Where the string "your" occurs in the material below, report the whole line.

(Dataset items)
═══
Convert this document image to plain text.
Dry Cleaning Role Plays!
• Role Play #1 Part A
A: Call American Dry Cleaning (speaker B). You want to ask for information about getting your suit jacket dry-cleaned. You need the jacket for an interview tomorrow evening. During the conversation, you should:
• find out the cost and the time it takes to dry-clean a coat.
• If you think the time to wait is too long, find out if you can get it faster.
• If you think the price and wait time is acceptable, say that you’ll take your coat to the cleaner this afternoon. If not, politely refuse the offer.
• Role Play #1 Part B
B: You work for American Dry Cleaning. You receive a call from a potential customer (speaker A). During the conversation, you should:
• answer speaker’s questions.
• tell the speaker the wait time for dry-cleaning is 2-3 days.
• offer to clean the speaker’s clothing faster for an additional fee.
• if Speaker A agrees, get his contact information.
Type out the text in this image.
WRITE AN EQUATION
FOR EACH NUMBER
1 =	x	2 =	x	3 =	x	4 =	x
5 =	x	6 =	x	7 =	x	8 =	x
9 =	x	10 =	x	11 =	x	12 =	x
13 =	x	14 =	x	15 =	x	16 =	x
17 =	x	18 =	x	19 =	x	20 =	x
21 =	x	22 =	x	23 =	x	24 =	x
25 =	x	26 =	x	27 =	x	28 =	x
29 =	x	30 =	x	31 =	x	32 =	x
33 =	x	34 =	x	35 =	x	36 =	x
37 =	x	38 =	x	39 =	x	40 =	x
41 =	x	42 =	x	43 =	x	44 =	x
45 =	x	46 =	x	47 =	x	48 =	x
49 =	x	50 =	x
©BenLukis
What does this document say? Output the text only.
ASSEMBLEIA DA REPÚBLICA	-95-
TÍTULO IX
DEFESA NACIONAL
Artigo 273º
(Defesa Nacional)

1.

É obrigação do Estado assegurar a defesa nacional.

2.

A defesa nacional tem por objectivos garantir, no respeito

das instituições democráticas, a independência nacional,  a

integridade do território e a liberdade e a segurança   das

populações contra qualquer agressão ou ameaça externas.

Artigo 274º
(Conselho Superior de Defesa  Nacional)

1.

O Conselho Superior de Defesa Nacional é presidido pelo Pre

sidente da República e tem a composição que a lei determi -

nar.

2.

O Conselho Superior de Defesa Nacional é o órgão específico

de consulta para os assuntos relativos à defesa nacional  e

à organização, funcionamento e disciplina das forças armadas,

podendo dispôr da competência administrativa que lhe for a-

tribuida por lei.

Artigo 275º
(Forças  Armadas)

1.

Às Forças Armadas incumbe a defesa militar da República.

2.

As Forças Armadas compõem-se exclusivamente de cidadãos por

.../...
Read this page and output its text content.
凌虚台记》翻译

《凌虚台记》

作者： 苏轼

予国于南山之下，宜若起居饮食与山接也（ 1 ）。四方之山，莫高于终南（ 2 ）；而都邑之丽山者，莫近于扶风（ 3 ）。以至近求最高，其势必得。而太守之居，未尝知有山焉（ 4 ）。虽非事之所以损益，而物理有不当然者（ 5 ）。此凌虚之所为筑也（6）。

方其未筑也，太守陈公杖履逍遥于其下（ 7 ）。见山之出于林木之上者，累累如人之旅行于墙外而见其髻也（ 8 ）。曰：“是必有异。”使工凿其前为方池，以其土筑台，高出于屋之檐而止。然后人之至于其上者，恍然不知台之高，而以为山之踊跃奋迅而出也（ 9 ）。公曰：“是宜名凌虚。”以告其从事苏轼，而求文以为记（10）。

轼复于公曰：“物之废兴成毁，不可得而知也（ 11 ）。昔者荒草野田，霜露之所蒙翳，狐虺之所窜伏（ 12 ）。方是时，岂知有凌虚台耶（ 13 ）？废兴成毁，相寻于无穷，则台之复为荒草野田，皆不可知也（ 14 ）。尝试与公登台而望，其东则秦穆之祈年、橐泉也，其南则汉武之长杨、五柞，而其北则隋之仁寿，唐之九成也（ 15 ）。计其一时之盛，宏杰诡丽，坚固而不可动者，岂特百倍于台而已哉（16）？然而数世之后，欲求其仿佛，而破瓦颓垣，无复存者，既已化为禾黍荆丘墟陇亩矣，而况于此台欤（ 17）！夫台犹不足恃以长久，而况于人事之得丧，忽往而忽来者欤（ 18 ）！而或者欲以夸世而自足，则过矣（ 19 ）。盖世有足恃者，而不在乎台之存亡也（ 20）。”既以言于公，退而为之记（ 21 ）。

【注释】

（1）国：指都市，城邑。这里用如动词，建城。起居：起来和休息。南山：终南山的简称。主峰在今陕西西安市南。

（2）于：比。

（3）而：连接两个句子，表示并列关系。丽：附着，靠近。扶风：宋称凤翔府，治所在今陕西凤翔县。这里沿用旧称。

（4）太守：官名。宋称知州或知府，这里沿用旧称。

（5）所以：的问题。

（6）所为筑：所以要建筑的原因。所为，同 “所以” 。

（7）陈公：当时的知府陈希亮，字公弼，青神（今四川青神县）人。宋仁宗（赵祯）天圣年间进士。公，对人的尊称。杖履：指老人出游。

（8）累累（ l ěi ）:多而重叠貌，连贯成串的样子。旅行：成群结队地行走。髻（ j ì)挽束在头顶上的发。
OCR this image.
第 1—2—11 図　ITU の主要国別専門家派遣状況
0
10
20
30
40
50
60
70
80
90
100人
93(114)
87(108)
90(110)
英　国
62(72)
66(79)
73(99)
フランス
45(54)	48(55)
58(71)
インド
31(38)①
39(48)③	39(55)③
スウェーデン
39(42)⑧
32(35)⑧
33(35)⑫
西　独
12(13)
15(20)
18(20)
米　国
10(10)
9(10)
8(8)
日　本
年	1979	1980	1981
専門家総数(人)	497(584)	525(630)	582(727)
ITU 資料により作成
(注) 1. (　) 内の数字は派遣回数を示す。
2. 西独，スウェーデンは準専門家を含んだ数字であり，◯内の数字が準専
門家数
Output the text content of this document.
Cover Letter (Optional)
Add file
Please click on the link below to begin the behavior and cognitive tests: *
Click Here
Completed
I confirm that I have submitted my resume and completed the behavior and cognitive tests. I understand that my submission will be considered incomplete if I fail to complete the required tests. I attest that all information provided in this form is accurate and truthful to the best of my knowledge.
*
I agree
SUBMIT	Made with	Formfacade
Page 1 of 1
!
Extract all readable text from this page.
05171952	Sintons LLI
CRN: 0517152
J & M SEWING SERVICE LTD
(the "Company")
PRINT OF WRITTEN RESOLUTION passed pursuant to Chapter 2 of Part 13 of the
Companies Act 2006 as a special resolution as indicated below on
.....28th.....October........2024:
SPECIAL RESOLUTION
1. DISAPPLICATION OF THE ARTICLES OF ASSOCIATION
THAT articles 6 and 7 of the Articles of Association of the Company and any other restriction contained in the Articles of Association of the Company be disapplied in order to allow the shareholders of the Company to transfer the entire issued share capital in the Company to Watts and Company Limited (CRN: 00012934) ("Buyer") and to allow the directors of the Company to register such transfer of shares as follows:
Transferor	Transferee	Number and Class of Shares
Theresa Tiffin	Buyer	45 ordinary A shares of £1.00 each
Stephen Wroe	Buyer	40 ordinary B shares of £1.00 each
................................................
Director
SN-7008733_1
═══
## [Solution to this problem]
A: Call American Dry Cleaning (speaker B). You want to ask for information about getting your suit jacket dry-cleaned. You need the jacket for an interview tomorrow evening. During the conversation, you should:
• If you think the price and wait time is acceptable, say that you’ll take your coat to the cleaner this afternoon. If not, politely refuse the offer.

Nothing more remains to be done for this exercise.